* BEGIN *

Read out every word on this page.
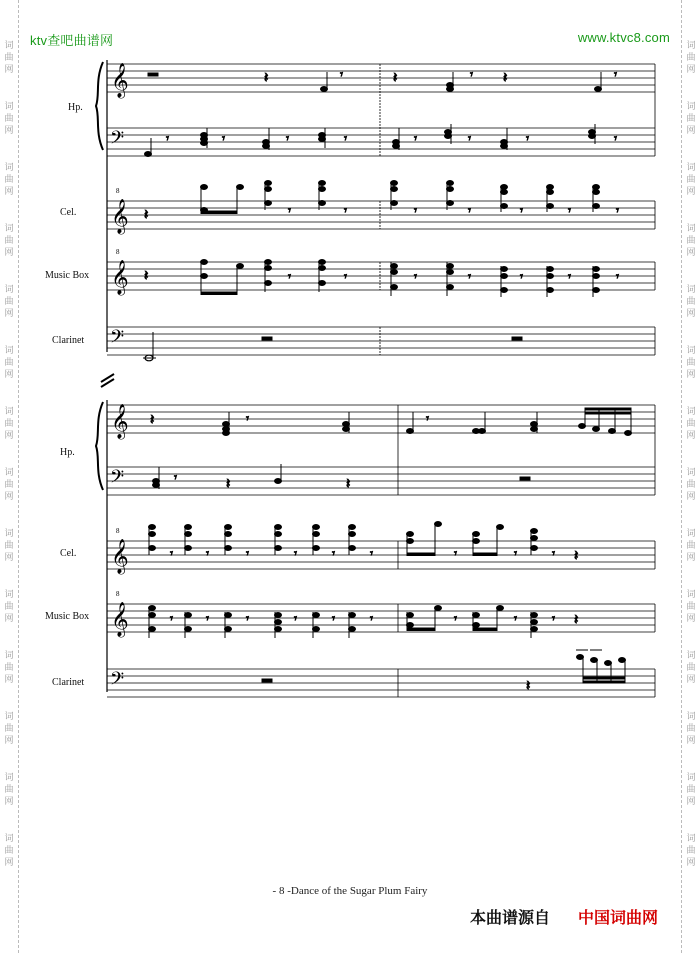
ktv查吧曲谱网	www.ktvc8.com
词
曲
网
词
曲
网
词
曲
网
词
曲
网
词
曲
网
词
曲
网
词
曲
网
词
曲
网
词
曲
网
词
曲
网
词
曲
网
词
曲
网
词
曲
网
词
曲
网
词
曲
网
词
曲
网
词
曲
网
词
曲
网
词
曲
网
词
曲
网
词
曲
网
词
曲
网
词
曲
网
词
曲
网
词
曲
网
词
曲
网
词
曲
网
词
曲
网
𝄞
𝄢
𝄞
8
𝄞
8
𝄢
𝄽	𝄾	𝄽	𝄾 𝄽	𝄾
𝄾	𝄾	𝄾	𝄾	𝄾	𝄾	𝄾	𝄾
𝄽	𝄾	𝄾	𝄾	𝄾	𝄾	𝄾	𝄾
𝄽	𝄾	𝄾	𝄾	𝄾	𝄾	𝄾	𝄾
𝄞
𝄢
𝄞
8
𝄞
8
𝄢
𝄽	𝄾	𝄾
𝄾	𝄽	𝄽
𝄾	𝄾	𝄾	𝄾	𝄾	𝄾	𝄾	𝄾	𝄾 𝄽
𝄾	𝄾	𝄾	𝄾	𝄾	𝄾	𝄾	𝄾	𝄾 𝄽
𝄽
Hp.
Cel.
Music Box
Clarinet
Hp.
Cel.
Music Box
Clarinet
- 8 -Dance of the Sugar Plum Fairy
本曲谱源自 中国词曲网
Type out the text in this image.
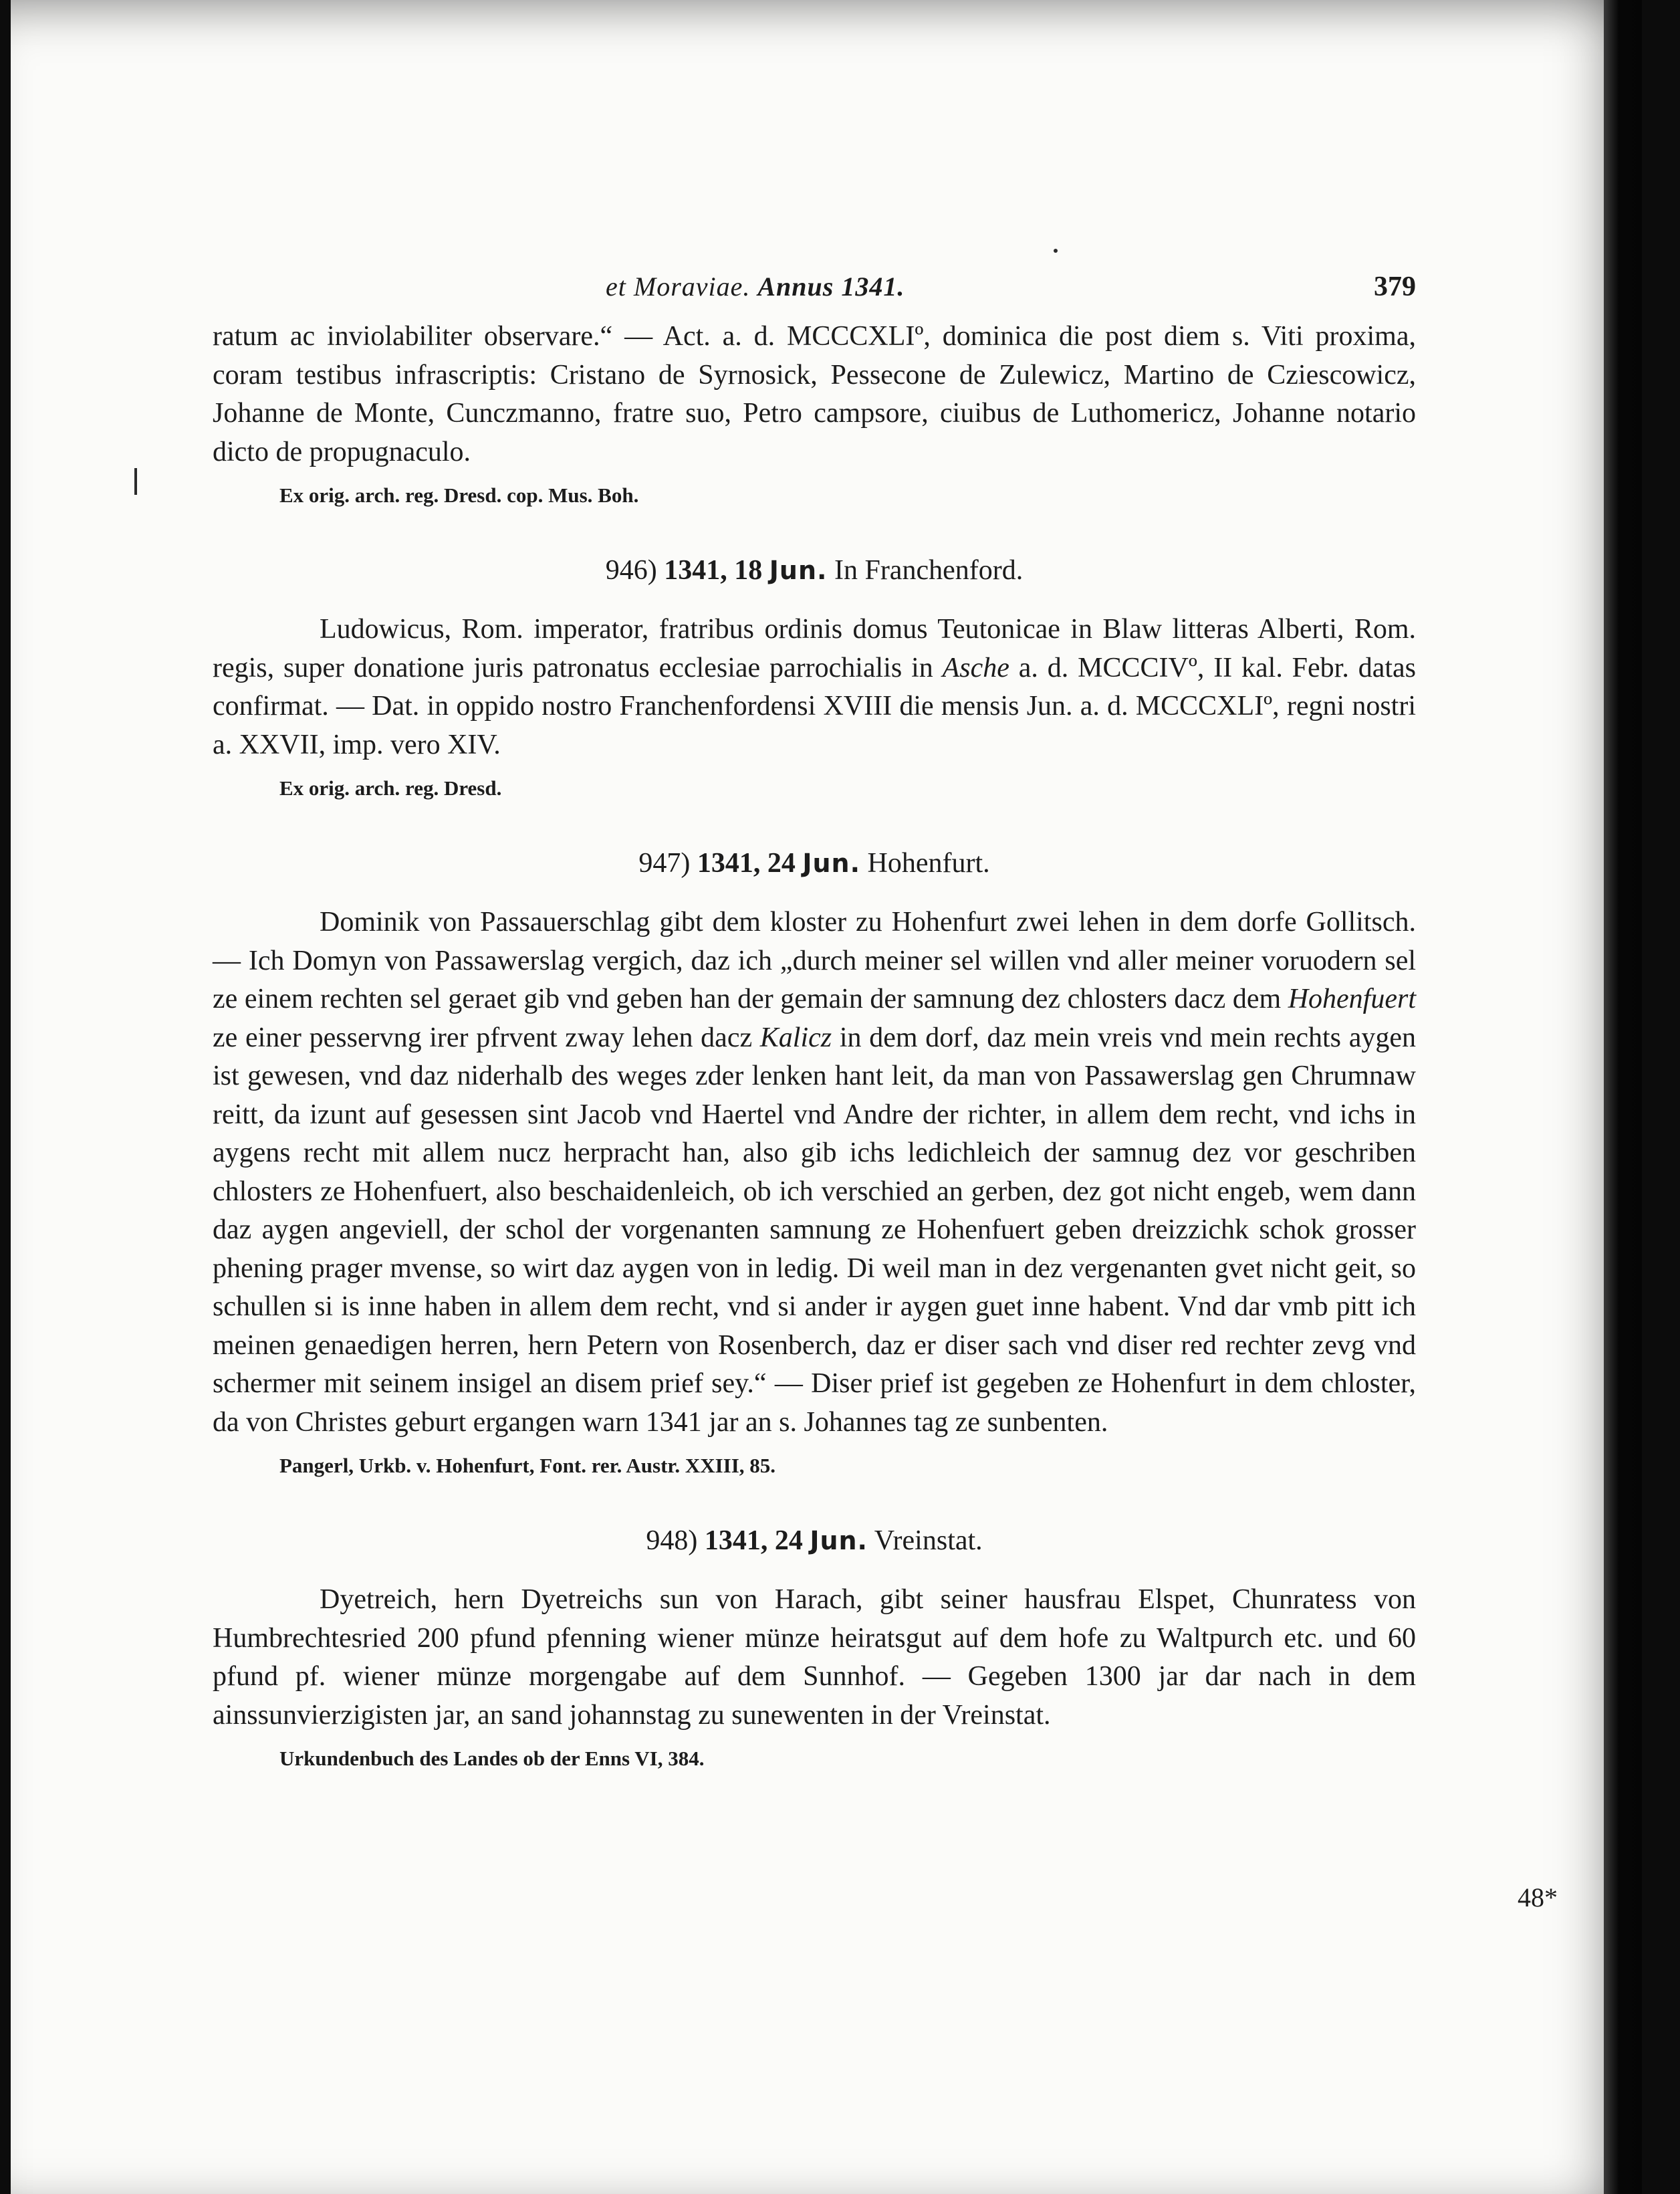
et Moraviae. Annus 1341.	379

ratum ac inviolabiliter observare.“ — Act. a. d. MCCCXLIº, dominica die post diem s. Viti proxima, coram testibus infrascriptis: Cristano de Syrnosick, Pessecone de Zulewicz, Martino de Cziescowicz, Johanne de Monte, Cunczmanno, fratre suo, Petro campsore, ciuibus de Luthomericz, Johanne notario dicto de propugnaculo.

Ex orig. arch. reg. Dresd. cop. Mus. Boh.
946) 1341, 18 Jun. In Franchenford.

Ludowicus, Rom. imperator, fratribus ordinis domus Teutonicae in Blaw litteras Alberti, Rom. regis, super donatione juris patronatus ecclesiae parrochialis in Asche a. d. MCCCIVº, II kal. Febr. datas confirmat. — Dat. in oppido nostro Franchenfordensi XVIII die mensis Jun. a. d. MCCCXLIº, regni nostri a. XXVII, imp. vero XIV.

Ex orig. arch. reg. Dresd.
947) 1341, 24 Jun. Hohenfurt.

Dominik von Passauerschlag gibt dem kloster zu Hohenfurt zwei lehen in dem dorfe Gollitsch. — Ich Domyn von Passawerslag vergich, daz ich „durch meiner sel willen vnd aller meiner voruodern sel ze einem rechten sel geraet gib vnd geben han der gemain der samnung dez chlosters dacz dem Hohenfuert ze einer pesservng irer pfrvent zway lehen dacz Kalicz in dem dorf, daz mein vreis vnd mein rechts aygen ist gewesen, vnd daz niderhalb des weges zder lenken hant leit, da man von Passawerslag gen Chrumnaw reitt, da izunt auf gesessen sint Jacob vnd Haertel vnd Andre der richter, in allem dem recht, vnd ichs in aygens recht mit allem nucz herpracht han, also gib ichs ledichleich der samnug dez vor geschriben chlosters ze Hohenfuert, also beschaidenleich, ob ich verschied an gerben, dez got nicht engeb, wem dann daz aygen angeviell, der schol der vorgenanten samnung ze Hohenfuert geben dreizzichk schok grosser phening prager mvense, so wirt daz aygen von in ledig. Di weil man in dez vergenanten gvet nicht geit, so schullen si is inne haben in allem dem recht, vnd si ander ir aygen guet inne habent. Vnd dar vmb pitt ich meinen genaedigen herren, hern Petern von Rosenberch, daz er diser sach vnd diser red rechter zevg vnd schermer mit seinem insigel an disem prief sey.“ — Diser prief ist gegeben ze Hohenfurt in dem chloster, da von Christes geburt ergangen warn 1341 jar an s. Johannes tag ze sunbenten.

Pangerl, Urkb. v. Hohenfurt, Font. rer. Austr. XXIII, 85.
948) 1341, 24 Jun. Vreinstat.

Dyetreich, hern Dyetreichs sun von Harach, gibt seiner hausfrau Elspet, Chunratess von Humbrechtesried 200 pfund pfenning wiener münze heiratsgut auf dem hofe zu Waltpurch etc. und 60 pfund pf. wiener münze morgengabe auf dem Sunnhof. — Gegeben 1300 jar dar nach in dem ainssunvierzigisten jar, an sand johannstag zu sunewenten in der Vreinstat.

Urkundenbuch des Landes ob der Enns VI, 384.
48*
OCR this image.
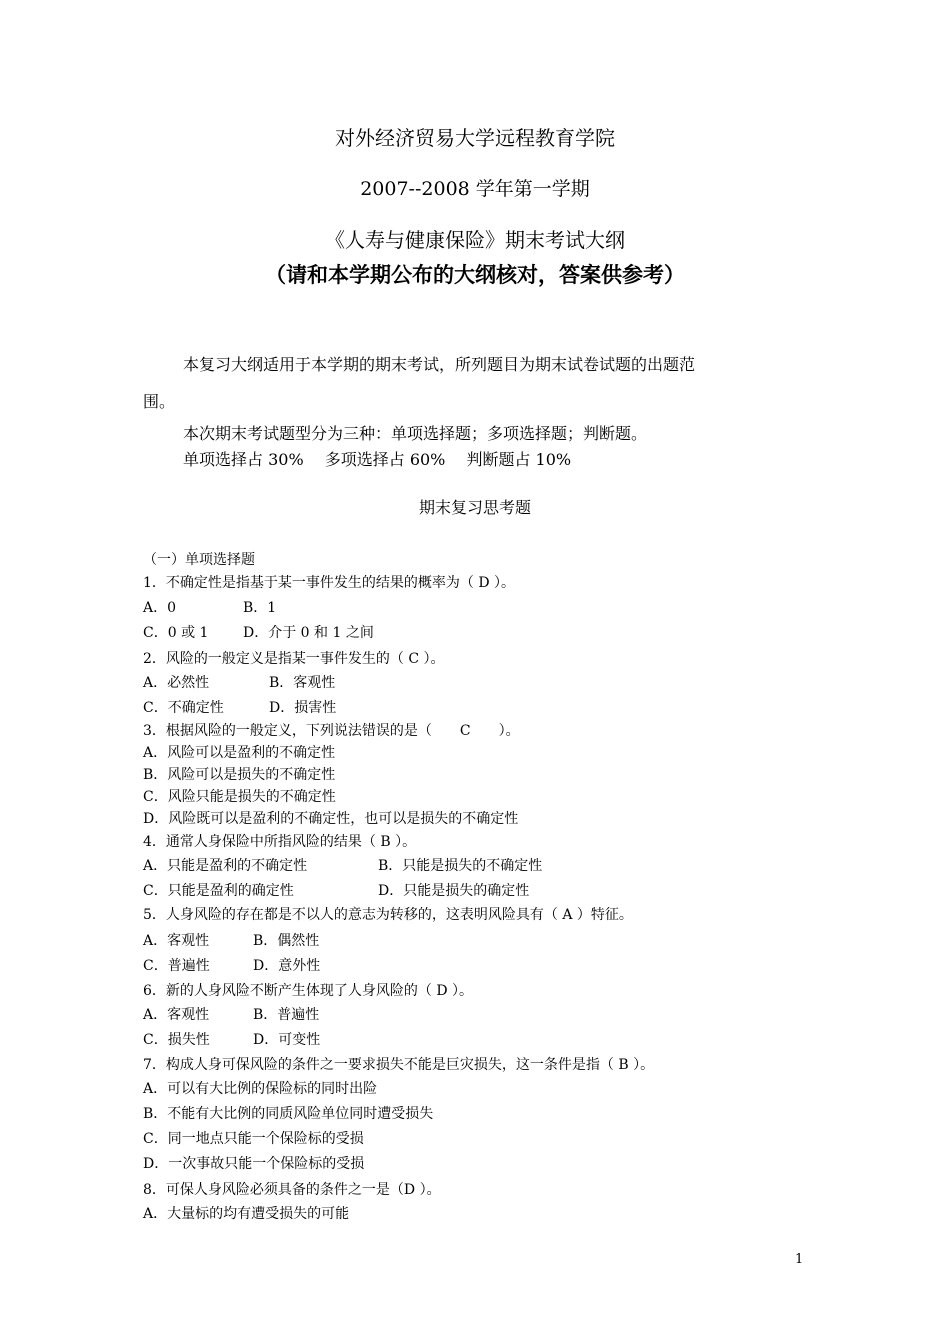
对外经济贸易大学远程教育学院
2007--2008 学年第一学期
《人寿与健康保险》期末考试大纲
（请和本学期公布的大纲核对，答案供参考）
本复习大纲适用于本学期的期末考试，所列题目为期末试卷试题的出题范
围。
本次期末考试题型分为三种：单项选择题；多项选择题；判断题。
单项选择占 30%　 多项选择占 60%　 判断题占 10%
期末复习思考题
（一）单项选择题
1．不确定性是指基于某一事件发生的结果的概率为（ D ）。
A．0	B．1
C．0 或 1 D．介于 0 和 1 之间
2．风险的一般定义是指某一事件发生的（ C ）。
A．必然性	B．客观性
C．不确定性	D．损害性
3．根据风险的一般定义，下列说法错误的是（　　C　　）。
A．风险可以是盈利的不确定性
B．风险可以是损失的不确定性
C．风险只能是损失的不确定性
D．风险既可以是盈利的不确定性，也可以是损失的不确定性
4．通常人身保险中所指风险的结果（ B ）。
A．只能是盈利的不确定性	B．只能是损失的不确定性
C．只能是盈利的确定性	D．只能是损失的确定性
5．人身风险的存在都是不以人的意志为转移的，这表明风险具有（ A ）特征。
A．客观性	B．偶然性
C．普遍性	D．意外性
6．新的人身风险不断产生体现了人身风险的（ D ）。
A．客观性	B．普遍性
C．损失性	D．可变性
7．构成人身可保风险的条件之一要求损失不能是巨灾损失，这一条件是指（ B ）。
A．可以有大比例的保险标的同时出险
B．不能有大比例的同质风险单位同时遭受损失
C．同一地点只能一个保险标的受损
D．一次事故只能一个保险标的受损
8．可保人身风险必须具备的条件之一是（D ）。
A．大量标的均有遭受损失的可能
1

* END *

BRIEF
Without the pictures, return the entries exactly as they appear.

RESPONSE TO THE TASK
Read out every word on this page.
ktv查吧曲谱网	www.ktvc8.com
词
曲
网
词
曲
网
词
曲
网
词
曲
网
词
曲
网
词
曲
网
词
曲
网
词
曲
网
词
曲
网
词
曲
网
词
曲
网
词
曲
网
词
曲
网
词
曲
网
词
曲
网
词
曲
网
词
曲
网
词
曲
网
词
曲
网
词
曲
网
词
曲
网
词
曲
网
词
曲
网
词
曲
网
词
曲
网
词
曲
网
词
曲
网
词
曲
网
𝄞
𝄢
𝄞
8
𝄞
8
𝄢
𝄽	𝄾	𝄽	𝄾 𝄽	𝄾
𝄾	𝄾	𝄾	𝄾	𝄾	𝄾	𝄾	𝄾
𝄽	𝄾	𝄾	𝄾	𝄾	𝄾	𝄾	𝄾
𝄽	𝄾	𝄾	𝄾	𝄾	𝄾	𝄾	𝄾
𝄞
𝄢
𝄞
8
𝄞
8
𝄢
𝄽	𝄾	𝄾
𝄾	𝄽	𝄽
𝄾	𝄾	𝄾	𝄾	𝄾	𝄾	𝄾	𝄾	𝄾 𝄽
𝄾	𝄾	𝄾	𝄾	𝄾	𝄾	𝄾	𝄾	𝄾 𝄽
𝄽
Hp.
Cel.
Music Box
Clarinet
Hp.
Cel.
Music Box
Clarinet
- 8 -Dance of the Sugar Plum Fairy
本曲谱源自 中国词曲网
Type out the text in this image.
et Moraviae. Annus 1341.	379

ratum ac inviolabiliter observare.“ — Act. a. d. MCCCXLIº, dominica die post diem s. Viti proxima, coram testibus infrascriptis: Cristano de Syrnosick, Pessecone de Zulewicz, Martino de Cziescowicz, Johanne de Monte, Cunczmanno, fratre suo, Petro campsore, ciuibus de Luthomericz, Johanne notario dicto de propugnaculo.

Ex orig. arch. reg. Dresd. cop. Mus. Boh.
946) 1341, 18 Jun. In Franchenford.

Ludowicus, Rom. imperator, fratribus ordinis domus Teutonicae in Blaw litteras Alberti, Rom. regis, super donatione juris patronatus ecclesiae parrochialis in Asche a. d. MCCCIVº, II kal. Febr. datas confirmat. — Dat. in oppido nostro Franchenfordensi XVIII die mensis Jun. a. d. MCCCXLIº, regni nostri a. XXVII, imp. vero XIV.

Ex orig. arch. reg. Dresd.
947) 1341, 24 Jun. Hohenfurt.

Dominik von Passauerschlag gibt dem kloster zu Hohenfurt zwei lehen in dem dorfe Gollitsch. — Ich Domyn von Passawerslag vergich, daz ich „durch meiner sel willen vnd aller meiner voruodern sel ze einem rechten sel geraet gib vnd geben han der gemain der samnung dez chlosters dacz dem Hohenfuert ze einer pesservng irer pfrvent zway lehen dacz Kalicz in dem dorf, daz mein vreis vnd mein rechts aygen ist gewesen, vnd daz niderhalb des weges zder lenken hant leit, da man von Passawerslag gen Chrumnaw reitt, da izunt auf gesessen sint Jacob vnd Haertel vnd Andre der richter, in allem dem recht, vnd ichs in aygens recht mit allem nucz herpracht han, also gib ichs ledichleich der samnug dez vor geschriben chlosters ze Hohenfuert, also beschaidenleich, ob ich verschied an gerben, dez got nicht engeb, wem dann daz aygen angeviell, der schol der vorgenanten samnung ze Hohenfuert geben dreizzichk schok grosser phening prager mvense, so wirt daz aygen von in ledig. Di weil man in dez vergenanten gvet nicht geit, so schullen si is inne haben in allem dem recht, vnd si ander ir aygen guet inne habent. Vnd dar vmb pitt ich meinen genaedigen herren, hern Petern von Rosenberch, daz er diser sach vnd diser red rechter zevg vnd schermer mit seinem insigel an disem prief sey.“ — Diser prief ist gegeben ze Hohenfurt in dem chloster, da von Christes geburt ergangen warn 1341 jar an s. Johannes tag ze sunbenten.

Pangerl, Urkb. v. Hohenfurt, Font. rer. Austr. XXIII, 85.
948) 1341, 24 Jun. Vreinstat.

Dyetreich, hern Dyetreichs sun von Harach, gibt seiner hausfrau Elspet, Chunratess von Humbrechtesried 200 pfund pfenning wiener münze heiratsgut auf dem hofe zu Waltpurch etc. und 60 pfund pf. wiener münze morgengabe auf dem Sunnhof. — Gegeben 1300 jar dar nach in dem ainssunvierzigisten jar, an sand johannstag zu sunewenten in der Vreinstat.

Urkundenbuch des Landes ob der Enns VI, 384.
48*
OCR this image.
对外经济贸易大学远程教育学院
2007--2008 学年第一学期
《人寿与健康保险》期末考试大纲
（请和本学期公布的大纲核对，答案供参考）
本复习大纲适用于本学期的期末考试，所列题目为期末试卷试题的出题范
围。
本次期末考试题型分为三种：单项选择题；多项选择题；判断题。
单项选择占 30%　 多项选择占 60%　 判断题占 10%
期末复习思考题
（一）单项选择题
1．不确定性是指基于某一事件发生的结果的概率为（ D ）。
A．0	B．1
C．0 或 1 D．介于 0 和 1 之间
2．风险的一般定义是指某一事件发生的（ C ）。
A．必然性	B．客观性
C．不确定性	D．损害性
3．根据风险的一般定义，下列说法错误的是（　　C　　）。
A．风险可以是盈利的不确定性
B．风险可以是损失的不确定性
C．风险只能是损失的不确定性
D．风险既可以是盈利的不确定性，也可以是损失的不确定性
4．通常人身保险中所指风险的结果（ B ）。
A．只能是盈利的不确定性	B．只能是损失的不确定性
C．只能是盈利的确定性	D．只能是损失的确定性
5．人身风险的存在都是不以人的意志为转移的，这表明风险具有（ A ）特征。
A．客观性	B．偶然性
C．普遍性	D．意外性
6．新的人身风险不断产生体现了人身风险的（ D ）。
A．客观性	B．普遍性
C．损失性	D．可变性
7．构成人身可保风险的条件之一要求损失不能是巨灾损失，这一条件是指（ B ）。
A．可以有大比例的保险标的同时出险
B．不能有大比例的同质风险单位同时遭受损失
C．同一地点只能一个保险标的受损
D．一次事故只能一个保险标的受损
8．可保人身风险必须具备的条件之一是（D ）。
A．大量标的均有遭受损失的可能
1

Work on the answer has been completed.